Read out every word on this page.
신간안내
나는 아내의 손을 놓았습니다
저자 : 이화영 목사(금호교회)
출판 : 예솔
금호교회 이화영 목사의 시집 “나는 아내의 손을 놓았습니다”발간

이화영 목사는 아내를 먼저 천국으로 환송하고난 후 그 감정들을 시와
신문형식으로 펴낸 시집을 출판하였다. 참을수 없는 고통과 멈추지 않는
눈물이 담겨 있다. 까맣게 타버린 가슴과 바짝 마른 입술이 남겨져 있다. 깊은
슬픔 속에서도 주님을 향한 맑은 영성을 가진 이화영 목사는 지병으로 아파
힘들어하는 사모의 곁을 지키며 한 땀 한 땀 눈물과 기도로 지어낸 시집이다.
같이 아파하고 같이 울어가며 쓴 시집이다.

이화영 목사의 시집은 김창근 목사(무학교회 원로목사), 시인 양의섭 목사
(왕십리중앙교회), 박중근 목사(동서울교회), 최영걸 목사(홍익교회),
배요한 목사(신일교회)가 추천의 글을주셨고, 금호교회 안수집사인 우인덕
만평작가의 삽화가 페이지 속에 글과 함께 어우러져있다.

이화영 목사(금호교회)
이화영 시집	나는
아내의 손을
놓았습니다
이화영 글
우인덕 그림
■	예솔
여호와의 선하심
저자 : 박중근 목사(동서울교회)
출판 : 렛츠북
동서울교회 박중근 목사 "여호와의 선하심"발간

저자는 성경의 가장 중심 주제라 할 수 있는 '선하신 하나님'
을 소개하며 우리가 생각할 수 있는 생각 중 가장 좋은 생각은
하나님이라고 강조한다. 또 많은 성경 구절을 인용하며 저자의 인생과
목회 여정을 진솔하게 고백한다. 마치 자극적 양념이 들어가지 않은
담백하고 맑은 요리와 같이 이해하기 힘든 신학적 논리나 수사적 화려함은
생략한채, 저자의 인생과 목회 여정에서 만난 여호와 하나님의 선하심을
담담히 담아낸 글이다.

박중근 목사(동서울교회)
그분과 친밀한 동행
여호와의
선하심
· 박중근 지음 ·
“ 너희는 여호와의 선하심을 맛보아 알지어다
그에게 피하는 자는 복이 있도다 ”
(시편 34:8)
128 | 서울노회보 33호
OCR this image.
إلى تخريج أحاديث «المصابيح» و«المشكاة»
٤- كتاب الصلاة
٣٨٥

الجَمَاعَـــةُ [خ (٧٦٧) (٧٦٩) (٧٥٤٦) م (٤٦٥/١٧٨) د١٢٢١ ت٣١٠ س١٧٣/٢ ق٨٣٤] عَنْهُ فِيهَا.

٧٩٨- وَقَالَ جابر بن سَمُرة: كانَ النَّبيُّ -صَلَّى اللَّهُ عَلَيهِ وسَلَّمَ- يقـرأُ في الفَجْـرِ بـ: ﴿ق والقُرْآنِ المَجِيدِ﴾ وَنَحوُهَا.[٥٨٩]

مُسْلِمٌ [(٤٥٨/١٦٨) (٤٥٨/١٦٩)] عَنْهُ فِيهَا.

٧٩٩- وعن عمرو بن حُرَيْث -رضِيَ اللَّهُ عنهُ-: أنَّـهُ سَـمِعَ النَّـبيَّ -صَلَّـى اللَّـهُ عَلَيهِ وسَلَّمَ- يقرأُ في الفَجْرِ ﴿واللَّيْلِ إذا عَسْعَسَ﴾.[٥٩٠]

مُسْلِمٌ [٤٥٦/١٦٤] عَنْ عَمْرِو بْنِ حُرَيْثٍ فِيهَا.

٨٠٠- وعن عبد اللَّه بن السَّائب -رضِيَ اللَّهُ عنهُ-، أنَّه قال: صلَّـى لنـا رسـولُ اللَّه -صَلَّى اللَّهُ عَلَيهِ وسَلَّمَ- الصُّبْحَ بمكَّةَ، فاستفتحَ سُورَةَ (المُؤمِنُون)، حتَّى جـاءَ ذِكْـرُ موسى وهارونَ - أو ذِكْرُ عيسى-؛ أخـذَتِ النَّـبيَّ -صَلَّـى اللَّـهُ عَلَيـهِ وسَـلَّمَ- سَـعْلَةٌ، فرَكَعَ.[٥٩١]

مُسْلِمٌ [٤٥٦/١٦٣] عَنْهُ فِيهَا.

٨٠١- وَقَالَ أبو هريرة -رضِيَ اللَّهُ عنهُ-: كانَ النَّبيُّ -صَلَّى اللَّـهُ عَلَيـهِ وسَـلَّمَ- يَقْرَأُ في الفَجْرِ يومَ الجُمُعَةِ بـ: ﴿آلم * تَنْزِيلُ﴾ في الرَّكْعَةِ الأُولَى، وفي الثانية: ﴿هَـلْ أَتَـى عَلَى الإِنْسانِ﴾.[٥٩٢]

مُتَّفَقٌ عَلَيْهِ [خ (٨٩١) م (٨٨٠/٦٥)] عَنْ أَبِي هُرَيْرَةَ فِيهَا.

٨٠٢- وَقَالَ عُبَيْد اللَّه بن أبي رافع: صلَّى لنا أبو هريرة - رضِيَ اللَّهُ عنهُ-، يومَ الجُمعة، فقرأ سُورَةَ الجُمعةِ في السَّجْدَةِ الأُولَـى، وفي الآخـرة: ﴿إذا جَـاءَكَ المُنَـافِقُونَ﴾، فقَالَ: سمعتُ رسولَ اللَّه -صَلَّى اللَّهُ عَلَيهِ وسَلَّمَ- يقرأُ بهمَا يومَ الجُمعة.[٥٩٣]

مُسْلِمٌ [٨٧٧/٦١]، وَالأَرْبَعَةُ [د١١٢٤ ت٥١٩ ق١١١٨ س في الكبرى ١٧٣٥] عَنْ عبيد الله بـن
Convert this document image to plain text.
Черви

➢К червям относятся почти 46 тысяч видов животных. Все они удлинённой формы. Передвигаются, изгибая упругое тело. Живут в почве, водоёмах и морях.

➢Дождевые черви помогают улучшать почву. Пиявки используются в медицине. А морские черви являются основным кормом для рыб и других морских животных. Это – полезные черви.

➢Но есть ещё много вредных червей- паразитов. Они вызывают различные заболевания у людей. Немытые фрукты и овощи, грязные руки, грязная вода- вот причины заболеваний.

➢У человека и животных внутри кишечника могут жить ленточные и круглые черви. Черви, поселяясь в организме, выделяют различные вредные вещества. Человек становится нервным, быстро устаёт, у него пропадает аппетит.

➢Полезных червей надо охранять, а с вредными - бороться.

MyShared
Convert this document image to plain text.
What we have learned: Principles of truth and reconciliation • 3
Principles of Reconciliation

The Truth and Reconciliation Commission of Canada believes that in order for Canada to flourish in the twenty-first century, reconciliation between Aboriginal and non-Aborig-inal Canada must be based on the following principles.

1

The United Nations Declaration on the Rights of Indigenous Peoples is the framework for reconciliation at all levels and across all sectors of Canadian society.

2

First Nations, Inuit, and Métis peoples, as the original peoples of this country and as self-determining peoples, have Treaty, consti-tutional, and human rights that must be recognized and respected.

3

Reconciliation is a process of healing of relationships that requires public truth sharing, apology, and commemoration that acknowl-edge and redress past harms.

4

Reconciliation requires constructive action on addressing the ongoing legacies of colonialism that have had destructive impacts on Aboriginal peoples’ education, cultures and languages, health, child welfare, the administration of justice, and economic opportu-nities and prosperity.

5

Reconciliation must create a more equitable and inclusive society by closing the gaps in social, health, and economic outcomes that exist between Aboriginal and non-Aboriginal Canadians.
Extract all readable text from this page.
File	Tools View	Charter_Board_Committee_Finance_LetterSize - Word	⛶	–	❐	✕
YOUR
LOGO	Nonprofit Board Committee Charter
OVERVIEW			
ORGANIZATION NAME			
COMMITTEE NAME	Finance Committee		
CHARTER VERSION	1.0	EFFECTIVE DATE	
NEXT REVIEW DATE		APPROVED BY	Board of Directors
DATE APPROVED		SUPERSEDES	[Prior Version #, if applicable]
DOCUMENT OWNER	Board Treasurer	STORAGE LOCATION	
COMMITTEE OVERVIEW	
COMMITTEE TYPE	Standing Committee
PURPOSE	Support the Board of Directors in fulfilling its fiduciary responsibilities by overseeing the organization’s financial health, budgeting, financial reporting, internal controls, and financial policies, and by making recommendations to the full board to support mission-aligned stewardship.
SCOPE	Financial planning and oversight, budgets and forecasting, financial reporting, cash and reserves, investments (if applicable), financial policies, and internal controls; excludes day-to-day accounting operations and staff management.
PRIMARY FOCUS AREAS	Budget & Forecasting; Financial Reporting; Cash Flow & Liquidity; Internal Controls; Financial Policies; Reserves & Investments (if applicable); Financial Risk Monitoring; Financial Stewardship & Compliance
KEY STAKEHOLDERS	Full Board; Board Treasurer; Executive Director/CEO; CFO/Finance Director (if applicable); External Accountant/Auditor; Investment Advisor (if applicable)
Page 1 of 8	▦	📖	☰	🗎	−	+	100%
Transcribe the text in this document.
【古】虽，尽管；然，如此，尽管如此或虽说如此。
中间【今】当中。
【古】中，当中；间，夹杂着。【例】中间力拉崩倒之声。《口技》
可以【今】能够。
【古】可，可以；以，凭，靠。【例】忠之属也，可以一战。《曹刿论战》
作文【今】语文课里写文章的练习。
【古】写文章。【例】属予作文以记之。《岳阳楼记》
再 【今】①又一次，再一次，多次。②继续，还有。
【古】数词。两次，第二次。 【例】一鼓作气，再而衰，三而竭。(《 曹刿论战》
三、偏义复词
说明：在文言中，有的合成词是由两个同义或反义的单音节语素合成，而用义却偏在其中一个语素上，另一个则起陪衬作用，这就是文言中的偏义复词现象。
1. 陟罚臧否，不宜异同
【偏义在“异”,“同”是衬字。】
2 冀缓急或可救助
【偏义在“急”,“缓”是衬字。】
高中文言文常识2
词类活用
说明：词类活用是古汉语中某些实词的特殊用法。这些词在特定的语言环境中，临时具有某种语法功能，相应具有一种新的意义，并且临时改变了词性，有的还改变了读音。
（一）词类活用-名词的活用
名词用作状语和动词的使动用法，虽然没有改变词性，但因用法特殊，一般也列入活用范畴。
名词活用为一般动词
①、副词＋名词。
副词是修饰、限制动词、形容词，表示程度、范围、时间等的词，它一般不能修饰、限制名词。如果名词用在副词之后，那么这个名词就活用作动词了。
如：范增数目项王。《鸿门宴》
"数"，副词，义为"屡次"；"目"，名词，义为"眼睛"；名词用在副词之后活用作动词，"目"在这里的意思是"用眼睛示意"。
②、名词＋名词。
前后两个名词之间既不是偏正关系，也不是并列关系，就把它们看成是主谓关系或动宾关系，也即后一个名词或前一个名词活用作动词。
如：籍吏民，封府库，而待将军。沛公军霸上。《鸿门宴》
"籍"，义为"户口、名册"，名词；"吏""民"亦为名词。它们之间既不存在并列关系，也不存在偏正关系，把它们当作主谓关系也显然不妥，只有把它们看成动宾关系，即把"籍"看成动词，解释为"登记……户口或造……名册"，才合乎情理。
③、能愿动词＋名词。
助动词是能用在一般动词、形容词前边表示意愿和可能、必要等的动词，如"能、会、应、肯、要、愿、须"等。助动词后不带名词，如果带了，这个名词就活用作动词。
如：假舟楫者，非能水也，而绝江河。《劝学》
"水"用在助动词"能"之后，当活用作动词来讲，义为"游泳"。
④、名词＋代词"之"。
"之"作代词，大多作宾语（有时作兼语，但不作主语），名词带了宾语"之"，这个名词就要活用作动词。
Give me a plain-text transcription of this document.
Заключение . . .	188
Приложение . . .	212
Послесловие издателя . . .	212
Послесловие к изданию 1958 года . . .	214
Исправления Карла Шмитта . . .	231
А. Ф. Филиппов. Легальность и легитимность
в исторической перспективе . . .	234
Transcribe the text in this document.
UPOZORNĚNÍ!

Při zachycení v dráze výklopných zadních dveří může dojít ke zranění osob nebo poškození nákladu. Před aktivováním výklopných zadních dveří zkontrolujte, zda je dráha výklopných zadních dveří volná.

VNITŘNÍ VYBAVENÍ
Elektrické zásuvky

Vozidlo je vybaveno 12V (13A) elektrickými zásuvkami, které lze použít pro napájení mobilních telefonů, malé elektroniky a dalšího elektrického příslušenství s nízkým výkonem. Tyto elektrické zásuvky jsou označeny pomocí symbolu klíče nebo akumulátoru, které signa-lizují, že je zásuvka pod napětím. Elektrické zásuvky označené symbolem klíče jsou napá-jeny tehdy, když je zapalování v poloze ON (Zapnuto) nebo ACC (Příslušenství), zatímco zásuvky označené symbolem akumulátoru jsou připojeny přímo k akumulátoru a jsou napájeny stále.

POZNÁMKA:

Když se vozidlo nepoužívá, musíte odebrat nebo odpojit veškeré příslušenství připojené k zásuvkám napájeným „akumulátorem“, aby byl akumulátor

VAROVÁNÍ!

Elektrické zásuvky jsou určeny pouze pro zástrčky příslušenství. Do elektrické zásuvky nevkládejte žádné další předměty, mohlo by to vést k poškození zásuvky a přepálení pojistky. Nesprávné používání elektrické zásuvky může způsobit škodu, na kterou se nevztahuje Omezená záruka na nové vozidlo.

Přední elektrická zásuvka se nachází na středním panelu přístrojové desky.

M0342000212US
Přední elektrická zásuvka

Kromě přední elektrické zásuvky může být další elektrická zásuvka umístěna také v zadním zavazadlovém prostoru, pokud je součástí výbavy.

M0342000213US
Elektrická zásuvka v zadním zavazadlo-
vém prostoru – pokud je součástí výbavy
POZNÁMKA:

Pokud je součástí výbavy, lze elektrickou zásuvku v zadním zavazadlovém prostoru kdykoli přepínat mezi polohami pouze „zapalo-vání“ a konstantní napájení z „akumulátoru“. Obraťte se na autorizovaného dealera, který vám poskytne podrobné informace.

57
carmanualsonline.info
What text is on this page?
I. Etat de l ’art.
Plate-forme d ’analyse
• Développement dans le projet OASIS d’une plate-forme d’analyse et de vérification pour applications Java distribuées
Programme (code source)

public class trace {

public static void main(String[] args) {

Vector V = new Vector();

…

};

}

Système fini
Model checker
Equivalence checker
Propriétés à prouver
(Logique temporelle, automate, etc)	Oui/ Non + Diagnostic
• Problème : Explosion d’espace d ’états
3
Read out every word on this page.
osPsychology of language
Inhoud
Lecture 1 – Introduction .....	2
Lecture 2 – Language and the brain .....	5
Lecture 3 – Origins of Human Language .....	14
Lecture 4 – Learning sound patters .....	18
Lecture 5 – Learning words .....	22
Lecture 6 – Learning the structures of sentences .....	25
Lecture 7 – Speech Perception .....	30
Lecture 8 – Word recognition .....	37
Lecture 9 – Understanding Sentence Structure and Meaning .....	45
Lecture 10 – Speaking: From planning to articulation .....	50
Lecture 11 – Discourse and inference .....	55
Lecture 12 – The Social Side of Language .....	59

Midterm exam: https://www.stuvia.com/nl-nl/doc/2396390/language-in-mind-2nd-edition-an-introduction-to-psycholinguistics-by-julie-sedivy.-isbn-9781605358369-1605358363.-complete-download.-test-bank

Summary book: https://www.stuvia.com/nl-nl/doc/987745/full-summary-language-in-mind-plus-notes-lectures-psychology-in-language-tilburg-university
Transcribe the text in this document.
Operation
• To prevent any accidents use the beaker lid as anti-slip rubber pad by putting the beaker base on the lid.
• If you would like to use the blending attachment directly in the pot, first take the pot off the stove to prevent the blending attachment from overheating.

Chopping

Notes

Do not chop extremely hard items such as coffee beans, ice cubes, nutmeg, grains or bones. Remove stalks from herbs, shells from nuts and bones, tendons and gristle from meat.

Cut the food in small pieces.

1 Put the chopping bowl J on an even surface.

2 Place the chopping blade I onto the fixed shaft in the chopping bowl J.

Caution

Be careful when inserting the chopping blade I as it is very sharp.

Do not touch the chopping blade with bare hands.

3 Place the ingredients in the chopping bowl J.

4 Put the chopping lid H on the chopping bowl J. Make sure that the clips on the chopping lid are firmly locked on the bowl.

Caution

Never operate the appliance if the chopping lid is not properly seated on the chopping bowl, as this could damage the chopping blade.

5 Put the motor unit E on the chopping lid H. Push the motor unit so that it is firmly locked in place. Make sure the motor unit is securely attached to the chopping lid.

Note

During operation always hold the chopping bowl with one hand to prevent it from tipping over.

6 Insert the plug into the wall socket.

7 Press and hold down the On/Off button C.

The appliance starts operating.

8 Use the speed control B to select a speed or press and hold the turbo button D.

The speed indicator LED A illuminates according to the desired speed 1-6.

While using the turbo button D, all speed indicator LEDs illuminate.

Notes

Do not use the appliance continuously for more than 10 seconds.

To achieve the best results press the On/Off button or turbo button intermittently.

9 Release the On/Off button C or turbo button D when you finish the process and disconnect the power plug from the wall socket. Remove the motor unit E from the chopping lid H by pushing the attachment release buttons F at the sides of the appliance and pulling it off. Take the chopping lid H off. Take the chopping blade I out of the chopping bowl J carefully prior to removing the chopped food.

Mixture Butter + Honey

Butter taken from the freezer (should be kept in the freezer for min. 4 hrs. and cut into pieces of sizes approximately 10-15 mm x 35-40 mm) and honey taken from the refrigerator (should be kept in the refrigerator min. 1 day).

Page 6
+++
Read through the lines above and collect those that contain the string "동서울교회".

(왕십리중앙교회), 박중근 목사(동서울교회), 최영걸 목사(홍익교회),
저자 : 박중근 목사(동서울교회)
동서울교회 박중근 목사 "여호와의 선하심"발간
박중근 목사(동서울교회)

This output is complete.